#### [What is being asked]
Recast every line of the records below as a Markdown table with the columns "No." and "Entry," giving each row its number and dropping blank lines.

#### [Dataset excerpts]
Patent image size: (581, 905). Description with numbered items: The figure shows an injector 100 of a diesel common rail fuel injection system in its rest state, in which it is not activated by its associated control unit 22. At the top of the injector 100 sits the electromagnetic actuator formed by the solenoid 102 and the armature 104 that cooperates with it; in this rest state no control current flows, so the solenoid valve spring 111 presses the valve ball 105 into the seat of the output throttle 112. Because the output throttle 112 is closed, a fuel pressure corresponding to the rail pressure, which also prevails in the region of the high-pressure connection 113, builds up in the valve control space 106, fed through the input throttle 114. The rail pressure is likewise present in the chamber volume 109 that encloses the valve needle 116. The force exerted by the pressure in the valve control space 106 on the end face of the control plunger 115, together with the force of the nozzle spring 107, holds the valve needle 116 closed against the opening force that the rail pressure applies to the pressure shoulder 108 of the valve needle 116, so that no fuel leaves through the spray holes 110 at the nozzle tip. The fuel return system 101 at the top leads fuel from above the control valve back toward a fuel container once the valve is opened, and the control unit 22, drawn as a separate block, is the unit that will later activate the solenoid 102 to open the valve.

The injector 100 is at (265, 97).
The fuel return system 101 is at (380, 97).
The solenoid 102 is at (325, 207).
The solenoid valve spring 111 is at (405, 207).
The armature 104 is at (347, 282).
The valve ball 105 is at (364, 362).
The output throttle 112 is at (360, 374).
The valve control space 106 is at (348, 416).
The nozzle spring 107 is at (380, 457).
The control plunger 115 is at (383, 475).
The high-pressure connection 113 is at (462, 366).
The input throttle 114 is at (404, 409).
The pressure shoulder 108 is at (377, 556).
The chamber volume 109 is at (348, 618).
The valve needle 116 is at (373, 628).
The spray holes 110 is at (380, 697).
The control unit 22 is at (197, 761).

#### [Written reply]
| No. | Entry |
|---|---|
| 1 | Patent image size: (581, 905). Description with numbered items: The figure shows an injector 100 of a diesel common rail fuel injection system in its rest state, in which it is not activated by its associated control unit 22. At the top of the injector 100 sits the electromagnetic actuator formed by the solenoid 102 and the armature 104 that cooperates with it; in this rest state no control current flows, so the solenoid valve spring 111 presses the valve ball 105 into the seat of the output throttle 112. Because the output throttle 112 is closed, a fuel pressure corresponding to the rail pressure, which also prevails in the region of the high-pressure connection 113, builds up in the valve control space 106, fed through the input throttle 114. The rail pressure is likewise present in the chamber volume 109 that encloses the valve needle 116. The force exerted by the pressure in the valve control space 106 on the end face of the control plunger 115, together with the force of the nozzle spring 107, holds the valve needle 116 closed against the opening force that the rail pressure applies to the pressure shoulder 108 of the valve needle 116, so that no fuel leaves through the spray holes 110 at the nozzle tip. The fuel return system 101 at the top leads fuel from above the control valve back toward a fuel container once the valve is opened, and the control unit 22, drawn as a separate block, is the unit that will later activate the solenoid 102 to open the valve. |
| 2 | The injector 100 is at (265, 97). |
| 3 | The fuel return system 101 is at (380, 97). |
| 4 | The solenoid 102 is at (325, 207). |
| 5 | The solenoid valve spring 111 is at (405, 207). |
| 6 | The armature 104 is at (347, 282). |
| 7 | The valve ball 105 is at (364, 362). |
| 8 | The output throttle 112 is at (360, 374). |
| 9 | The valve control space 106 is at (348, 416). |
| 10 | The nozzle spring 107 is at (380, 457). |
| 11 | The control plunger 115 is at (383, 475). |
| 12 | The high-pressure connection 113 is at (462, 366). |
| 13 | The input throttle 114 is at (404, 409). |
| 14 | The pressure shoulder 108 is at (377, 556). |
| 15 | The chamber volume 109 is at (348, 618). |
| 16 | The valve needle 116 is at (373, 628). |
| 17 | The spray holes 110 is at (380, 697). |
| 18 | The control unit 22 is at (197, 761). |